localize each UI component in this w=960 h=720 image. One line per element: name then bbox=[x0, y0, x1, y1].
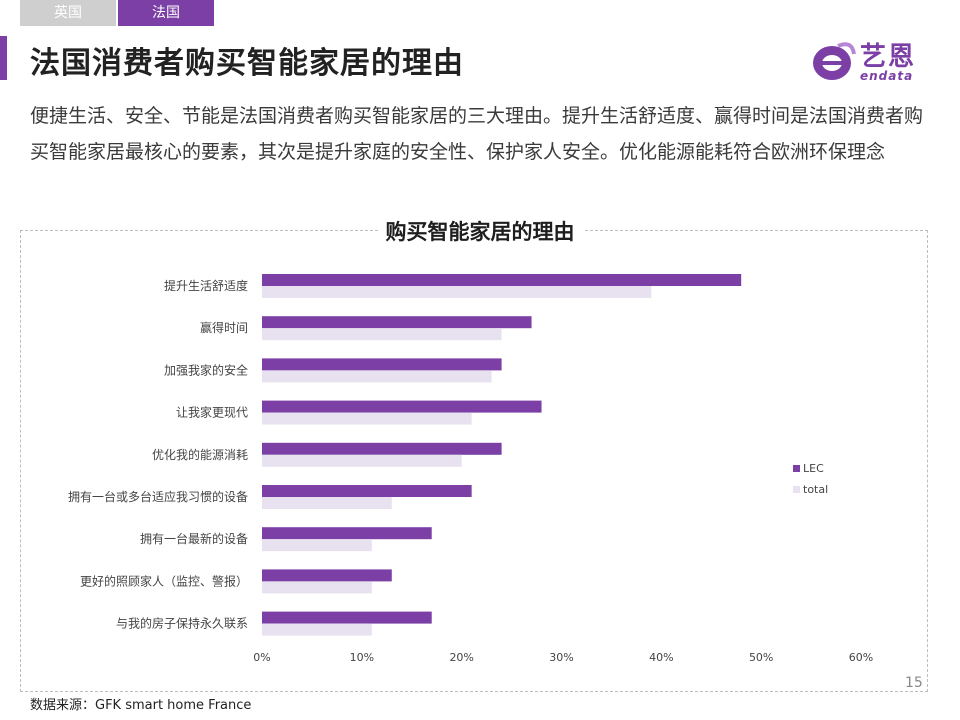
bar-lec bbox=[262, 485, 472, 497]
category-label: 提升生活舒适度 bbox=[164, 278, 248, 293]
x-tick-label: 20% bbox=[449, 651, 473, 664]
summary-text: 便捷生活、安全、节能是法国消费者购买智能家居的三大理由。提升生活舒适度、赢得时间… bbox=[30, 105, 924, 163]
category-label: 优化我的能源消耗 bbox=[152, 447, 248, 462]
category-label: 拥有一台或多台适应我习惯的设备 bbox=[68, 489, 248, 504]
category-label: 更好的照顾家人（监控、警报） bbox=[80, 573, 248, 588]
endata-logo: 艺恩 endata bbox=[808, 36, 938, 88]
legend: LEC total bbox=[793, 462, 828, 496]
bars bbox=[262, 274, 742, 636]
category-labels: 提升生活舒适度赢得时间加强我家的安全让我家更现代优化我的能源消耗拥有一台或多台适… bbox=[68, 278, 248, 631]
page-title: 法国消费者购买智能家居的理由 bbox=[30, 46, 464, 81]
bar-lec bbox=[262, 358, 502, 371]
bar-lec bbox=[262, 400, 542, 413]
legend-label: total bbox=[803, 483, 828, 496]
bar-lec bbox=[262, 527, 432, 540]
bar-total bbox=[262, 539, 372, 552]
x-tick-label: 60% bbox=[849, 651, 873, 664]
x-tick-label: 40% bbox=[649, 651, 673, 664]
logo-name: 艺恩 bbox=[860, 42, 917, 72]
bar-total bbox=[262, 497, 392, 509]
bar-total bbox=[262, 581, 372, 594]
bar-total bbox=[262, 370, 492, 383]
tab-uk[interactable]: 英国 bbox=[20, 0, 116, 26]
chart-title-wrap: 购买智能家居的理由 bbox=[0, 216, 960, 246]
title-accent-bar bbox=[0, 36, 7, 80]
bar-lec bbox=[262, 611, 432, 624]
data-source: 数据来源：GFK smart home France bbox=[30, 698, 252, 713]
bar-lec bbox=[262, 442, 502, 455]
category-label: 让我家更现代 bbox=[176, 405, 248, 420]
bar-lec bbox=[262, 274, 742, 286]
logo-sub: endata bbox=[860, 69, 914, 83]
category-label: 与我的房子保持永久联系 bbox=[116, 616, 248, 631]
category-label: 加强我家的安全 bbox=[164, 362, 248, 377]
page-number: 15 bbox=[905, 675, 923, 691]
x-axis: 0% 10% 20% 30% 40% 50% 60% bbox=[253, 651, 873, 664]
tab-france[interactable]: 法国 bbox=[118, 0, 214, 26]
legend-swatch bbox=[793, 486, 800, 493]
bar-total bbox=[262, 286, 652, 298]
bar-total bbox=[262, 412, 472, 425]
x-tick-label: 10% bbox=[350, 651, 374, 664]
legend-swatch bbox=[793, 465, 800, 472]
chart-title: 购买智能家居的理由 bbox=[377, 220, 583, 244]
country-tabs: 英国 法国 bbox=[20, 0, 214, 26]
bar-total bbox=[262, 623, 372, 636]
category-label: 赢得时间 bbox=[200, 320, 248, 335]
bar-total bbox=[262, 454, 462, 467]
logo-icon bbox=[813, 42, 856, 80]
category-label: 拥有一台最新的设备 bbox=[140, 531, 248, 546]
x-tick-label: 30% bbox=[549, 651, 573, 664]
bar-total bbox=[262, 328, 502, 341]
bar-lec bbox=[262, 316, 532, 329]
x-tick-label: 50% bbox=[749, 651, 773, 664]
bar-lec bbox=[262, 569, 392, 582]
x-tick-label: 0% bbox=[253, 651, 270, 664]
legend-label: LEC bbox=[803, 462, 824, 475]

++++

= Task details =
Rewrite every line of the records, swapping "bar-total" for "bar-sum" wherever it appears and changing nothing else. Leave the pictures out of your answer.

= Problem solution =
localize each UI component in this w=960 h=720 image. One line per element: name then bbox=[x0, y0, x1, y1].
bar-lec bbox=[262, 485, 472, 497]
category-label: 提升生活舒适度 bbox=[164, 278, 248, 293]
x-tick-label: 20% bbox=[449, 651, 473, 664]
summary-text: 便捷生活、安全、节能是法国消费者购买智能家居的三大理由。提升生活舒适度、赢得时间… bbox=[30, 105, 924, 163]
category-label: 优化我的能源消耗 bbox=[152, 447, 248, 462]
category-label: 拥有一台或多台适应我习惯的设备 bbox=[68, 489, 248, 504]
category-label: 更好的照顾家人（监控、警报） bbox=[80, 573, 248, 588]
endata-logo: 艺恩 endata bbox=[808, 36, 938, 88]
legend: LEC total bbox=[793, 462, 828, 496]
bars bbox=[262, 274, 742, 636]
category-labels: 提升生活舒适度赢得时间加强我家的安全让我家更现代优化我的能源消耗拥有一台或多台适… bbox=[68, 278, 248, 631]
page-title: 法国消费者购买智能家居的理由 bbox=[30, 46, 464, 81]
bar-lec bbox=[262, 358, 502, 371]
bar-lec bbox=[262, 400, 542, 413]
legend-label: total bbox=[803, 483, 828, 496]
bar-lec bbox=[262, 527, 432, 540]
bar-sum bbox=[262, 539, 372, 552]
x-tick-label: 60% bbox=[849, 651, 873, 664]
x-tick-label: 40% bbox=[649, 651, 673, 664]
logo-name: 艺恩 bbox=[860, 42, 917, 72]
bar-sum bbox=[262, 497, 392, 509]
bar-sum bbox=[262, 581, 372, 594]
bar-sum bbox=[262, 370, 492, 383]
tab-uk[interactable]: 英国 bbox=[20, 0, 116, 26]
chart-title-wrap: 购买智能家居的理由 bbox=[0, 216, 960, 246]
title-accent-bar bbox=[0, 36, 7, 80]
bar-lec bbox=[262, 611, 432, 624]
data-source: 数据来源：GFK smart home France bbox=[30, 698, 252, 713]
bar-lec bbox=[262, 442, 502, 455]
category-label: 让我家更现代 bbox=[176, 405, 248, 420]
bar-lec bbox=[262, 274, 742, 286]
logo-sub: endata bbox=[860, 69, 914, 83]
category-label: 与我的房子保持永久联系 bbox=[116, 616, 248, 631]
category-label: 加强我家的安全 bbox=[164, 362, 248, 377]
page-number: 15 bbox=[905, 675, 923, 691]
x-axis: 0% 10% 20% 30% 40% 50% 60% bbox=[253, 651, 873, 664]
tab-france[interactable]: 法国 bbox=[118, 0, 214, 26]
legend-swatch bbox=[793, 486, 800, 493]
bar-sum bbox=[262, 286, 652, 298]
bar-sum bbox=[262, 412, 472, 425]
x-tick-label: 10% bbox=[350, 651, 374, 664]
legend-swatch bbox=[793, 465, 800, 472]
chart-title: 购买智能家居的理由 bbox=[377, 220, 583, 244]
country-tabs: 英国 法国 bbox=[20, 0, 214, 26]
bar-sum bbox=[262, 623, 372, 636]
category-label: 赢得时间 bbox=[200, 320, 248, 335]
bar-sum bbox=[262, 454, 462, 467]
logo-icon bbox=[813, 42, 856, 80]
category-label: 拥有一台最新的设备 bbox=[140, 531, 248, 546]
x-tick-label: 30% bbox=[549, 651, 573, 664]
bar-sum bbox=[262, 328, 502, 341]
bar-lec bbox=[262, 316, 532, 329]
x-tick-label: 50% bbox=[749, 651, 773, 664]
bar-lec bbox=[262, 569, 392, 582]
x-tick-label: 0% bbox=[253, 651, 270, 664]
legend-label: LEC bbox=[803, 462, 824, 475]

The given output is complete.